Records of where elements are placed
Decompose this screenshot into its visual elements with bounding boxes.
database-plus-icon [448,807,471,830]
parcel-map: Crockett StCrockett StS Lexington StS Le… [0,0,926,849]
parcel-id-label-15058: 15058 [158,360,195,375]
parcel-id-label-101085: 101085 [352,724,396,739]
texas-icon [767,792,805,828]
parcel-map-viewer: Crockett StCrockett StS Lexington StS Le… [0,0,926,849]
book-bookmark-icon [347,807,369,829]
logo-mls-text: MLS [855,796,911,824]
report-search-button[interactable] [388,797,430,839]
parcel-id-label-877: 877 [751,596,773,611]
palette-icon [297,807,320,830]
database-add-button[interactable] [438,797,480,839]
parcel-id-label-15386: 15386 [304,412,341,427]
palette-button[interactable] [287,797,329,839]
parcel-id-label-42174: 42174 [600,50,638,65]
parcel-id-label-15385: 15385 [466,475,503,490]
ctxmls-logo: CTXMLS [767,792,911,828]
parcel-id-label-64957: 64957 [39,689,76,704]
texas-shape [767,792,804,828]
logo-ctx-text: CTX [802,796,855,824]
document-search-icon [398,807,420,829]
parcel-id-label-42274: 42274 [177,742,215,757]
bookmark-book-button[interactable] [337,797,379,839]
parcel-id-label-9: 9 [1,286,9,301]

▸ **WHAT YOU NEED TO DO**
Update the items from the first line through the line containing "texas-icon [767,792,805,828]", changing every "parcel-id-label" to "parcel-number-label" and keeping everything else the same.

▸ **WRITTEN SOLUTION**
Decompose this screenshot into its visual elements with bounding boxes.
database-plus-icon [448,807,471,830]
parcel-map: Crockett StCrockett StS Lexington StS Le… [0,0,926,849]
parcel-number-label-15058: 15058 [158,360,195,375]
parcel-number-label-101085: 101085 [352,724,396,739]
texas-icon [767,792,805,828]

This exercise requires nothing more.